(Data items)
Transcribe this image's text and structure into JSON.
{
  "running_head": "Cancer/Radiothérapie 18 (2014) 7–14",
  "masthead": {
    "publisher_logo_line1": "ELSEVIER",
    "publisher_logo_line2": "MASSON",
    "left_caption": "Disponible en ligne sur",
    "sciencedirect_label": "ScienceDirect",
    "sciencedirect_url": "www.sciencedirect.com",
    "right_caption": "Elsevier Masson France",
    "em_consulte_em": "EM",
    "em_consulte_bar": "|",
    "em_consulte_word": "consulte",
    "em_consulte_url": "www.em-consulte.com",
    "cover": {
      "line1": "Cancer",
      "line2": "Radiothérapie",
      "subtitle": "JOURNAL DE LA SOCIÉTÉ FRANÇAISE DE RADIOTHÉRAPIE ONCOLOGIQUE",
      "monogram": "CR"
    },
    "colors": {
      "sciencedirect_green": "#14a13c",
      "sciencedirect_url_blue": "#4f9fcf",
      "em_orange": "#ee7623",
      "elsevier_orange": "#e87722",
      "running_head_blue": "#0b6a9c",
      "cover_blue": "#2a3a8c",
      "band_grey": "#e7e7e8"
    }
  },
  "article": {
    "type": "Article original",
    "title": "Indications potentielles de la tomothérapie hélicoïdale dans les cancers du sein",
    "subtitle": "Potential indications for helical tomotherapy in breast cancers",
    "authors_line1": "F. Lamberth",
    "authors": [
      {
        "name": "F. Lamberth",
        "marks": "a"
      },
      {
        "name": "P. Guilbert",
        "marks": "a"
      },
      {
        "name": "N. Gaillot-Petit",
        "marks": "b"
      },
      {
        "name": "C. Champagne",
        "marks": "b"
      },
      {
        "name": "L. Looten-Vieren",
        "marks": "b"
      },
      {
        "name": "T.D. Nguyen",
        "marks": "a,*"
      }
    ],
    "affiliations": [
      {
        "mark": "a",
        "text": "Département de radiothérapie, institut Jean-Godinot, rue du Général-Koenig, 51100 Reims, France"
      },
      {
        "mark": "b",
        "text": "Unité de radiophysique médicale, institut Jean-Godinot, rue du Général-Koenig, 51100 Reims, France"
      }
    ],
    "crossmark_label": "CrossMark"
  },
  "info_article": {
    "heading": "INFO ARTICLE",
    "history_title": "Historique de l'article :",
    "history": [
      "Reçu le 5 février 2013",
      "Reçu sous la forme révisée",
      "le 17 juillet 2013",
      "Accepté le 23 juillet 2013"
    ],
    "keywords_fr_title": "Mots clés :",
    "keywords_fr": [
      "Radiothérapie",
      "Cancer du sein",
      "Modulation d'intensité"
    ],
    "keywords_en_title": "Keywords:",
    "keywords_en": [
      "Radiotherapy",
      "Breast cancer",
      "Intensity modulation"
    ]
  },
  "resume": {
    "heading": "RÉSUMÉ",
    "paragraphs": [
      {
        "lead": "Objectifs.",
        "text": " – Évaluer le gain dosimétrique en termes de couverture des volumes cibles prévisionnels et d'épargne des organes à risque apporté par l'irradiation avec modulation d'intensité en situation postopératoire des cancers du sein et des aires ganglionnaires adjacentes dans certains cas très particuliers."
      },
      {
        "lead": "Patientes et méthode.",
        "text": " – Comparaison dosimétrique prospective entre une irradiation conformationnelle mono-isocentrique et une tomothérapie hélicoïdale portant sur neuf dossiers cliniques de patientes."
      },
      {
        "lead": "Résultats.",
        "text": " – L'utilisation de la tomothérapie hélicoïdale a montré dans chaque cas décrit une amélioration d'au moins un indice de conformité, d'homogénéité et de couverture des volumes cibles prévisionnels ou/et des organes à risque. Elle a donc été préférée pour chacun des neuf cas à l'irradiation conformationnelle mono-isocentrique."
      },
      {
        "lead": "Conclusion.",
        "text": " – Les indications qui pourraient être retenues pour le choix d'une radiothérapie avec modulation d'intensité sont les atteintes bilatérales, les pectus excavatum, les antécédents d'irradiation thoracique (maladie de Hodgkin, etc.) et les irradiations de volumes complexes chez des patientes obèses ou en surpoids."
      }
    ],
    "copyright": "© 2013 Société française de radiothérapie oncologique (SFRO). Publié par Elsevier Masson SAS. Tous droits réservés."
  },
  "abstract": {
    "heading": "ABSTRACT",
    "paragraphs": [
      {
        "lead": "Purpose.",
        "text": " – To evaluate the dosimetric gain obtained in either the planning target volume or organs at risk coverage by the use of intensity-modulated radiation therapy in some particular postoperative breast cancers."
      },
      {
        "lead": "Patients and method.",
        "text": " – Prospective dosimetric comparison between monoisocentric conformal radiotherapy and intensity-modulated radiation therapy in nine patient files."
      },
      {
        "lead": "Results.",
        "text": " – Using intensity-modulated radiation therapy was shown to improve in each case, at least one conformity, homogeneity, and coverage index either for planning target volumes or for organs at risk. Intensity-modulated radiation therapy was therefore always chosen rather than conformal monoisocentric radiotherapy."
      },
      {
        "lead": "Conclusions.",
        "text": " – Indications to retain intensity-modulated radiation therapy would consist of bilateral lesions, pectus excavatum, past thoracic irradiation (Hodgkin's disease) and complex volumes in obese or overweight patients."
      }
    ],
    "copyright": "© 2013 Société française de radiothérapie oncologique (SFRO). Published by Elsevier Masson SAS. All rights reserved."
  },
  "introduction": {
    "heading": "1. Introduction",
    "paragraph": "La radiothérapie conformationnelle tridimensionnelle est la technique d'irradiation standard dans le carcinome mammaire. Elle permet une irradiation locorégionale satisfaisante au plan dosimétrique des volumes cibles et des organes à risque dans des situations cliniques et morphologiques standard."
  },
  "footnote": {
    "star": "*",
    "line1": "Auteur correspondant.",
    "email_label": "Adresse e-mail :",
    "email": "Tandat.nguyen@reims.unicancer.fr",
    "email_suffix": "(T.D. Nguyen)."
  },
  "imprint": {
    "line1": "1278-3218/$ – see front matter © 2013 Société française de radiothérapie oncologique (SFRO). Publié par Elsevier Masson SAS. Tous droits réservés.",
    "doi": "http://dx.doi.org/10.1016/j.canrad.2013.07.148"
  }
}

■ What you should do: Line by line, please copy the records above exactly.

■ Exercise output:
Transcribe this image's text and structure into JSON.
{
  "running_head": "Cancer/Radiothérapie 18 (2014) 7–14",
  "masthead": {
    "publisher_logo_line1": "ELSEVIER",
    "publisher_logo_line2": "MASSON",
    "left_caption": "Disponible en ligne sur",
    "sciencedirect_label": "ScienceDirect",
    "sciencedirect_url": "www.sciencedirect.com",
    "right_caption": "Elsevier Masson France",
    "em_consulte_em": "EM",
    "em_consulte_bar": "|",
    "em_consulte_word": "consulte",
    "em_consulte_url": "www.em-consulte.com",
    "cover": {
      "line1": "Cancer",
      "line2": "Radiothérapie",
      "subtitle": "JOURNAL DE LA SOCIÉTÉ FRANÇAISE DE RADIOTHÉRAPIE ONCOLOGIQUE",
      "monogram": "CR"
    },
    "colors": {
      "sciencedirect_green": "#14a13c",
      "sciencedirect_url_blue": "#4f9fcf",
      "em_orange": "#ee7623",
      "elsevier_orange": "#e87722",
      "running_head_blue": "#0b6a9c",
      "cover_blue": "#2a3a8c",
      "band_grey": "#e7e7e8"
    }
  },
  "article": {
    "type": "Article original",
    "title": "Indications potentielles de la tomothérapie hélicoïdale dans les cancers du sein",
    "subtitle": "Potential indications for helical tomotherapy in breast cancers",
    "authors_line1": "F. Lamberth",
    "authors": [
      {
        "name": "F. Lamberth",
        "marks": "a"
      },
      {
        "name": "P. Guilbert",
        "marks": "a"
      },
      {
        "name": "N. Gaillot-Petit",
        "marks": "b"
      },
      {
        "name": "C. Champagne",
        "marks": "b"
      },
      {
        "name": "L. Looten-Vieren",
        "marks": "b"
      },
      {
        "name": "T.D. Nguyen",
        "marks": "a,*"
      }
    ],
    "affiliations": [
      {
        "mark": "a",
        "text": "Département de radiothérapie, institut Jean-Godinot, rue du Général-Koenig, 51100 Reims, France"
      },
      {
        "mark": "b",
        "text": "Unité de radiophysique médicale, institut Jean-Godinot, rue du Général-Koenig, 51100 Reims, France"
      }
    ],
    "crossmark_label": "CrossMark"
  },
  "info_article": {
    "heading": "INFO ARTICLE",
    "history_title": "Historique de l'article :",
    "history": [
      "Reçu le 5 février 2013",
      "Reçu sous la forme révisée",
      "le 17 juillet 2013",
      "Accepté le 23 juillet 2013"
    ],
    "keywords_fr_title": "Mots clés :",
    "keywords_fr": [
      "Radiothérapie",
      "Cancer du sein",
      "Modulation d'intensité"
    ],
    "keywords_en_title": "Keywords:",
    "keywords_en": [
      "Radiotherapy",
      "Breast cancer",
      "Intensity modulation"
    ]
  },
  "resume": {
    "heading": "RÉSUMÉ",
    "paragraphs": [
      {
        "lead": "Objectifs.",
        "text": " – Évaluer le gain dosimétrique en termes de couverture des volumes cibles prévisionnels et d'épargne des organes à risque apporté par l'irradiation avec modulation d'intensité en situation postopératoire des cancers du sein et des aires ganglionnaires adjacentes dans certains cas très particuliers."
      },
      {
        "lead": "Patientes et méthode.",
        "text": " – Comparaison dosimétrique prospective entre une irradiation conformationnelle mono-isocentrique et une tomothérapie hélicoïdale portant sur neuf dossiers cliniques de patientes."
      },
      {
        "lead": "Résultats.",
        "text": " – L'utilisation de la tomothérapie hélicoïdale a montré dans chaque cas décrit une amélioration d'au moins un indice de conformité, d'homogénéité et de couverture des volumes cibles prévisionnels ou/et des organes à risque. Elle a donc été préférée pour chacun des neuf cas à l'irradiation conformationnelle mono-isocentrique."
      },
      {
        "lead": "Conclusion.",
        "text": " – Les indications qui pourraient être retenues pour le choix d'une radiothérapie avec modulation d'intensité sont les atteintes bilatérales, les pectus excavatum, les antécédents d'irradiation thoracique (maladie de Hodgkin, etc.) et les irradiations de volumes complexes chez des patientes obèses ou en surpoids."
      }
    ],
    "copyright": "© 2013 Société française de radiothérapie oncologique (SFRO). Publié par Elsevier Masson SAS. Tous droits réservés."
  },
  "abstract": {
    "heading": "ABSTRACT",
    "paragraphs": [
      {
        "lead": "Purpose.",
        "text": " – To evaluate the dosimetric gain obtained in either the planning target volume or organs at risk coverage by the use of intensity-modulated radiation therapy in some particular postoperative breast cancers."
      },
      {
        "lead": "Patients and method.",
        "text": " – Prospective dosimetric comparison between monoisocentric conformal radiotherapy and intensity-modulated radiation therapy in nine patient files."
      },
      {
        "lead": "Results.",
        "text": " – Using intensity-modulated radiation therapy was shown to improve in each case, at least one conformity, homogeneity, and coverage index either for planning target volumes or for organs at risk. Intensity-modulated radiation therapy was therefore always chosen rather than conformal monoisocentric radiotherapy."
      },
      {
        "lead": "Conclusions.",
        "text": " – Indications to retain intensity-modulated radiation therapy would consist of bilateral lesions, pectus excavatum, past thoracic irradiation (Hodgkin's disease) and complex volumes in obese or overweight patients."
      }
    ],
    "copyright": "© 2013 Société française de radiothérapie oncologique (SFRO). Published by Elsevier Masson SAS. All rights reserved."
  },
  "introduction": {
    "heading": "1. Introduction",
    "paragraph": "La radiothérapie conformationnelle tridimensionnelle est la technique d'irradiation standard dans le carcinome mammaire. Elle permet une irradiation locorégionale satisfaisante au plan dosimétrique des volumes cibles et des organes à risque dans des situations cliniques et morphologiques standard."
  },
  "footnote": {
    "star": "*",
    "line1": "Auteur correspondant.",
    "email_label": "Adresse e-mail :",
    "email": "Tandat.nguyen@reims.unicancer.fr",
    "email_suffix": "(T.D. Nguyen)."
  },
  "imprint": {
    "line1": "1278-3218/$ – see front matter © 2013 Société française de radiothérapie oncologique (SFRO). Publié par Elsevier Masson SAS. Tous droits réservés.",
    "doi": "http://dx.doi.org/10.1016/j.canrad.2013.07.148"
  }
}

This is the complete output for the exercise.